REQUIRED WORK:
Repeat every entry word for word, but leave the images out of your copy.

SOURCE RECORDS:
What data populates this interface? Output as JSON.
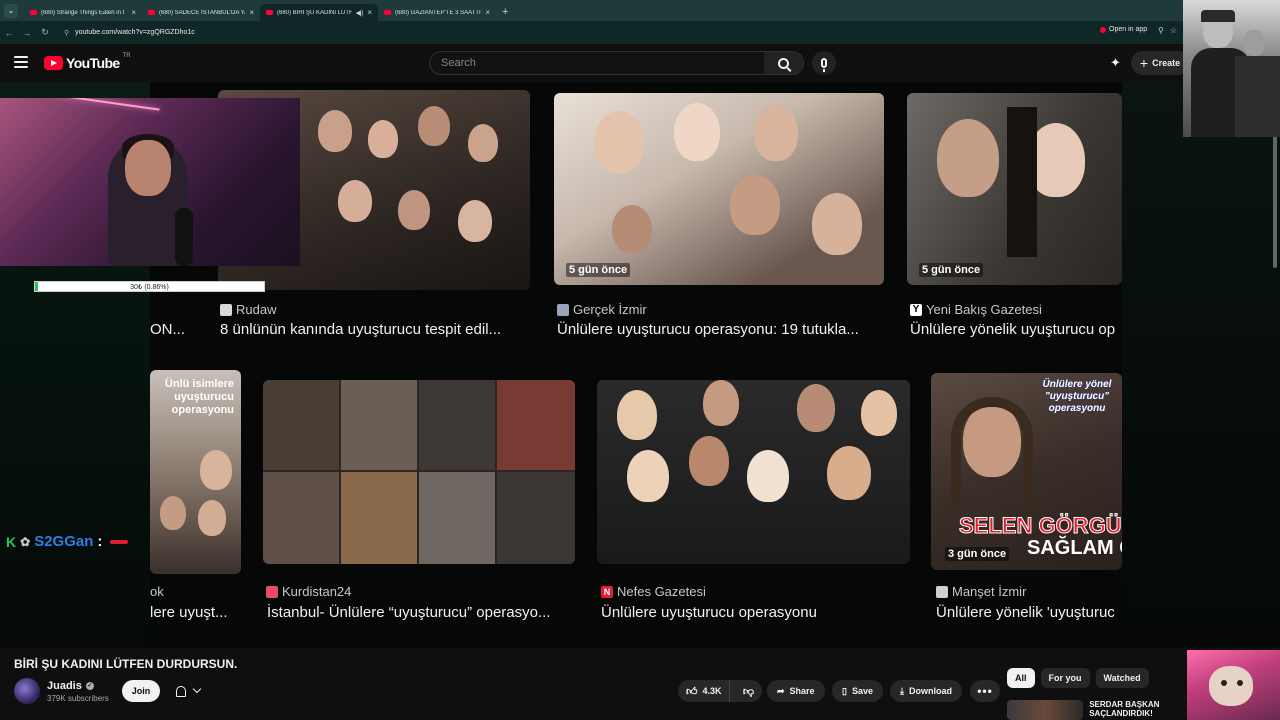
{
  "browser": {
    "tabs": [
      {
        "label": "(680) Strange Things Eaten in t",
        "active": false
      },
      {
        "label": "(680) SADECE İSTANBUL'DA YA",
        "active": false
      },
      {
        "label": "(680) BİRİ ŞU KADINI LÜTFE",
        "active": true
      },
      {
        "label": "(680) GAZİANTEP'TE 3 SAATTİ",
        "active": false
      }
    ],
    "new_tab": "+",
    "url": "youtube.com/watch?v=zgQRGZDho1c",
    "open_in_app": "Open in app"
  },
  "header": {
    "logo_text": "YouTube",
    "country_code": "TR",
    "search_placeholder": "Search",
    "create_label": "Create"
  },
  "video_content": {
    "row1": [
      {
        "ago": "",
        "channel": "Rudaw",
        "title": "8 ünlünün kanında uyuşturucu tespit edil...",
        "channel_color": "#d9d9d9"
      },
      {
        "ago": "5 gün önce",
        "channel": "Gerçek İzmir",
        "title": "Ünlülere uyuşturucu operasyonu: 19 tutukla...",
        "channel_color": "#9aa6b8"
      },
      {
        "ago": "5 gün önce",
        "channel": "Yeni Bakış Gazetesi",
        "title": "Ünlülere yönelik uyuşturucu op",
        "channel_color": "#ffffff",
        "channel_letter": "Y"
      }
    ],
    "row1_partial_left": "ON...",
    "row2": [
      {
        "channel": "",
        "title": "lere uyuşt...",
        "left_label": "ok",
        "overlay_text": "Ünlü isimlere uyuşturucu operasyonu"
      },
      {
        "channel": "Kurdistan24",
        "title": "İstanbul- Ünlülere “uyuşturucu” operasyo...",
        "channel_color": "#e94b6a"
      },
      {
        "channel": "Nefes Gazetesi",
        "title": "Ünlülere uyuşturucu operasyonu",
        "channel_color": "#e11d2e",
        "channel_letter": "N"
      },
      {
        "ago": "3 gün önce",
        "channel": "Manşet İzmir",
        "title": "Ünlülere yönelik 'uyuşturuc",
        "channel_color": "#cfcfcf",
        "overlay_top": "Ünlülere yönel \"uyuşturucu\" operasyonu",
        "overlay_big": "SELEN GÖRGÜ",
        "overlay_big2": "SAĞLAM GÖ"
      }
    ],
    "webcam_progress": {
      "text": "30₺ (0.86%)",
      "fraction": 0.0086
    },
    "chat": {
      "user": "S2GGan",
      "separator": ":"
    }
  },
  "below": {
    "title": "BİRİ ŞU KADINI LÜTFEN DURDURSUN.",
    "channel": "Juadis",
    "subscribers": "379K subscribers",
    "join": "Join",
    "likes": "4.3K",
    "share": "Share",
    "save": "Save",
    "download": "Download",
    "more": "•••",
    "chips": [
      "All",
      "For you",
      "Watched"
    ],
    "related_title": "SERDAR BAŞKAN SAÇLANDIRDIK!"
  },
  "icons": {
    "tab_close": "×",
    "speaker": "🔊",
    "cast": "⟐"
  }
}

SOLUTION FOR THIS TASK:
What data populates this interface? Output as JSON.
{
  "browser": {
    "tabs": [
      {
        "label": "(680) Strange Things Eaten in t",
        "active": false
      },
      {
        "label": "(680) SADECE İSTANBUL'DA YA",
        "active": false
      },
      {
        "label": "(680) BİRİ ŞU KADINI LÜTFE",
        "active": true
      },
      {
        "label": "(680) GAZİANTEP'TE 3 SAATTİ",
        "active": false
      }
    ],
    "new_tab": "+",
    "url": "youtube.com/watch?v=zgQRGZDho1c",
    "open_in_app": "Open in app"
  },
  "header": {
    "logo_text": "YouTube",
    "country_code": "TR",
    "search_placeholder": "Search",
    "create_label": "Create"
  },
  "video_content": {
    "row1": [
      {
        "ago": "",
        "channel": "Rudaw",
        "title": "8 ünlünün kanında uyuşturucu tespit edil...",
        "channel_color": "#d9d9d9"
      },
      {
        "ago": "5 gün önce",
        "channel": "Gerçek İzmir",
        "title": "Ünlülere uyuşturucu operasyonu: 19 tutukla...",
        "channel_color": "#9aa6b8"
      },
      {
        "ago": "5 gün önce",
        "channel": "Yeni Bakış Gazetesi",
        "title": "Ünlülere yönelik uyuşturucu op",
        "channel_color": "#ffffff",
        "channel_letter": "Y"
      }
    ],
    "row1_partial_left": "ON...",
    "row2": [
      {
        "channel": "",
        "title": "lere uyuşt...",
        "left_label": "ok",
        "overlay_text": "Ünlü isimlere uyuşturucu operasyonu"
      },
      {
        "channel": "Kurdistan24",
        "title": "İstanbul- Ünlülere “uyuşturucu” operasyo...",
        "channel_color": "#e94b6a"
      },
      {
        "channel": "Nefes Gazetesi",
        "title": "Ünlülere uyuşturucu operasyonu",
        "channel_color": "#e11d2e",
        "channel_letter": "N"
      },
      {
        "ago": "3 gün önce",
        "channel": "Manşet İzmir",
        "title": "Ünlülere yönelik 'uyuşturuc",
        "channel_color": "#cfcfcf",
        "overlay_top": "Ünlülere yönel \"uyuşturucu\" operasyonu",
        "overlay_big": "SELEN GÖRGÜ",
        "overlay_big2": "SAĞLAM GÖ"
      }
    ],
    "webcam_progress": {
      "text": "30₺ (0.86%)",
      "fraction": 0.0086
    },
    "chat": {
      "user": "S2GGan",
      "separator": ":"
    }
  },
  "below": {
    "title": "BİRİ ŞU KADINI LÜTFEN DURDURSUN.",
    "channel": "Juadis",
    "subscribers": "379K subscribers",
    "join": "Join",
    "likes": "4.3K",
    "share": "Share",
    "save": "Save",
    "download": "Download",
    "more": "•••",
    "chips": [
      "All",
      "For you",
      "Watched"
    ],
    "related_title": "SERDAR BAŞKAN SAÇLANDIRDIK!"
  },
  "icons": {
    "tab_close": "×",
    "speaker": "🔊",
    "cast": "⟐"
  }
}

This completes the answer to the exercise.